**YOUR INSTRUCTIONS:** Select every line containing the word "Storage" from the material, and copy those lines.

>> Begin EXTRACTED INFORMATION

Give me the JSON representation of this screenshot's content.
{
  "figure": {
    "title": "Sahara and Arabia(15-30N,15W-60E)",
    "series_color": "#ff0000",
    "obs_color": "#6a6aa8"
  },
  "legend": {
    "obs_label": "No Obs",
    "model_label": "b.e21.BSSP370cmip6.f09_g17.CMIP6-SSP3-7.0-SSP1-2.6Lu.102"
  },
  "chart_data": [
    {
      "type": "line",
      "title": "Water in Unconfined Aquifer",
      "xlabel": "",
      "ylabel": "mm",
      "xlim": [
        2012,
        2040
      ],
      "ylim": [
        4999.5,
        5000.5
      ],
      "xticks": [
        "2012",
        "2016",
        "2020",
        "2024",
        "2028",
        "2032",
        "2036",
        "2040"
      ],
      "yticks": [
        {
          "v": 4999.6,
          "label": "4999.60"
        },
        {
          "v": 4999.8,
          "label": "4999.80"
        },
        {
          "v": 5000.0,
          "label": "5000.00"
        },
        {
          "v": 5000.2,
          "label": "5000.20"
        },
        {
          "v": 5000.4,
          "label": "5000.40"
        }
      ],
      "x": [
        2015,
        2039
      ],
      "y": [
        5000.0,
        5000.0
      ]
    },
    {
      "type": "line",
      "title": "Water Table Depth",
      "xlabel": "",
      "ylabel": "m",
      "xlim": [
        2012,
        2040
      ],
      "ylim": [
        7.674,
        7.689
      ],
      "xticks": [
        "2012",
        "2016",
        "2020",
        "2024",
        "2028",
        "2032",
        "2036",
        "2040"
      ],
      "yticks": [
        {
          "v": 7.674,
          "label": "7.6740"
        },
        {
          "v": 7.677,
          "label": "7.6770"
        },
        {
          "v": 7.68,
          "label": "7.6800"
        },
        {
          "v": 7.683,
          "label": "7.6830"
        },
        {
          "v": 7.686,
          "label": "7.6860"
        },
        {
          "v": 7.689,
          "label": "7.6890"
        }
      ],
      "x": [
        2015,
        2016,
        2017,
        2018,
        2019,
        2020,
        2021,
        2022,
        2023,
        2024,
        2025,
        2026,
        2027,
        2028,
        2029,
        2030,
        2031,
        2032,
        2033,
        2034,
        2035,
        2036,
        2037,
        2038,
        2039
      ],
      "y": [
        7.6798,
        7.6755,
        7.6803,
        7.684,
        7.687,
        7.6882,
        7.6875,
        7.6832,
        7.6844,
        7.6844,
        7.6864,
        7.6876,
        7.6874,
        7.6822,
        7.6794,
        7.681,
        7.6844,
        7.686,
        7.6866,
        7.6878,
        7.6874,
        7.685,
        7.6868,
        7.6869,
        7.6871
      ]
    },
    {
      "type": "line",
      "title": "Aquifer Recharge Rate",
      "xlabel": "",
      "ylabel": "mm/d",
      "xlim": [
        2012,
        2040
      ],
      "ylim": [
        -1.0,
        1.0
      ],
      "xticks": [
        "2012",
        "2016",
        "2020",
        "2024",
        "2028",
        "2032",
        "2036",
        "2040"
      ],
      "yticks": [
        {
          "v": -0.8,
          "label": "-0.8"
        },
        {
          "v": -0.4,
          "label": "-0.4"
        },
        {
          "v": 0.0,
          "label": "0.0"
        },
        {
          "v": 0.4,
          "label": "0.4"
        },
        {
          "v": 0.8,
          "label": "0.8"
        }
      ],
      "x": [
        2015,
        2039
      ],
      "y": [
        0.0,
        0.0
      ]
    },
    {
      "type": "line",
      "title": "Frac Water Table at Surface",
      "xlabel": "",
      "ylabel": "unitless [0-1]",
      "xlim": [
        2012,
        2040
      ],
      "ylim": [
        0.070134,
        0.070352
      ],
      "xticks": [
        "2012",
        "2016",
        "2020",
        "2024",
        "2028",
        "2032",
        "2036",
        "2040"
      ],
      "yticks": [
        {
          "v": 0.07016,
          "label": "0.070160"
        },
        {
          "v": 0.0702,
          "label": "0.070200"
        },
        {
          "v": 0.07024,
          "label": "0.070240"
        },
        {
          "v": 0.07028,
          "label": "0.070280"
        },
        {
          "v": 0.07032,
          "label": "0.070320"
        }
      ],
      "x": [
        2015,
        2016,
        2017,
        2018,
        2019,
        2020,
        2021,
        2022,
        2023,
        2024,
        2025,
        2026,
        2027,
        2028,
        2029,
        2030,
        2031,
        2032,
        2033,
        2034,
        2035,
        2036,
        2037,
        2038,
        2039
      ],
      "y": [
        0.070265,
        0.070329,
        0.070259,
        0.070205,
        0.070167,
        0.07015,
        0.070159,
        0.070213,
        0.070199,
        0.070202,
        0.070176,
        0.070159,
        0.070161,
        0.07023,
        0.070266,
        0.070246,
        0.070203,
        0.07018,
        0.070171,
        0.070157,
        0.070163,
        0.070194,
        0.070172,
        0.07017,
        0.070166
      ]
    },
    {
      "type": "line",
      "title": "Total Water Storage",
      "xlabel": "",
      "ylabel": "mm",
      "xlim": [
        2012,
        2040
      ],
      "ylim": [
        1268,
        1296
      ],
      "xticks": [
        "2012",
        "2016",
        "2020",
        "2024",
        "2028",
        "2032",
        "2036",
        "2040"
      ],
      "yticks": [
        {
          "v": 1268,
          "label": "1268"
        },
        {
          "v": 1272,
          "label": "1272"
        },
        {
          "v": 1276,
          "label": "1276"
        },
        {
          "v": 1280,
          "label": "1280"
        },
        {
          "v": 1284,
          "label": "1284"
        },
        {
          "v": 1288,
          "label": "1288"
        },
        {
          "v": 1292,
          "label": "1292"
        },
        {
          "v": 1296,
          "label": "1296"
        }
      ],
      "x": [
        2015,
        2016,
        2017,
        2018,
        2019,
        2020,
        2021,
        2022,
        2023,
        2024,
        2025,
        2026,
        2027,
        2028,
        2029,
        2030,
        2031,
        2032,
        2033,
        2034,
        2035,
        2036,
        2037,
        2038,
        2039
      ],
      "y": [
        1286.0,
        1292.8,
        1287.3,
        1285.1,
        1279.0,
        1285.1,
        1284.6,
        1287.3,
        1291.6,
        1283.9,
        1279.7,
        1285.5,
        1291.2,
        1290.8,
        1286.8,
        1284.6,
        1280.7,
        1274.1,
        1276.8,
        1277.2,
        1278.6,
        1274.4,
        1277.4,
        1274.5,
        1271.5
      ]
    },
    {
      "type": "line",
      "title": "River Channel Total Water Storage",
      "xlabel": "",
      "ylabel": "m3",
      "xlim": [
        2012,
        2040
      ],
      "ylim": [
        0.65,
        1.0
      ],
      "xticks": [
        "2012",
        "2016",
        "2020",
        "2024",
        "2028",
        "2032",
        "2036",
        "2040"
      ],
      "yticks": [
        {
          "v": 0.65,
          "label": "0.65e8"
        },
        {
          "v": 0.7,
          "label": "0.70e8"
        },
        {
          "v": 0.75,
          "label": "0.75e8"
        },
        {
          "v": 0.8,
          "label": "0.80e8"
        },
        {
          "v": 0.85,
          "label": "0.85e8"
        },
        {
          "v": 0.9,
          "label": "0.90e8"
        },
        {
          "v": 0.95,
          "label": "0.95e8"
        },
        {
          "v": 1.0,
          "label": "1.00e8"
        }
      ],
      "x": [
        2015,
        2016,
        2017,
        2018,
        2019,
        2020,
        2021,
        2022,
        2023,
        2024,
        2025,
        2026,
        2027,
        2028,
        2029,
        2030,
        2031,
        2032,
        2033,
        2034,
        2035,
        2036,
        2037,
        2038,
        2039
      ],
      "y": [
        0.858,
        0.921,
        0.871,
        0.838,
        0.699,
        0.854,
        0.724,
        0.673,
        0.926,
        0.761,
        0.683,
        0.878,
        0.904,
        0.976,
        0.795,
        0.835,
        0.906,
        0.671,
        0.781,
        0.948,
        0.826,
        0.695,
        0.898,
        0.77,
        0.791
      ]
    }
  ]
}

>> End EXTRACTED INFORMATION

**ANSWER TO THIS EXERCISE:**
      "title": "Total Water Storage",
      "title": "River Channel Total Water Storage",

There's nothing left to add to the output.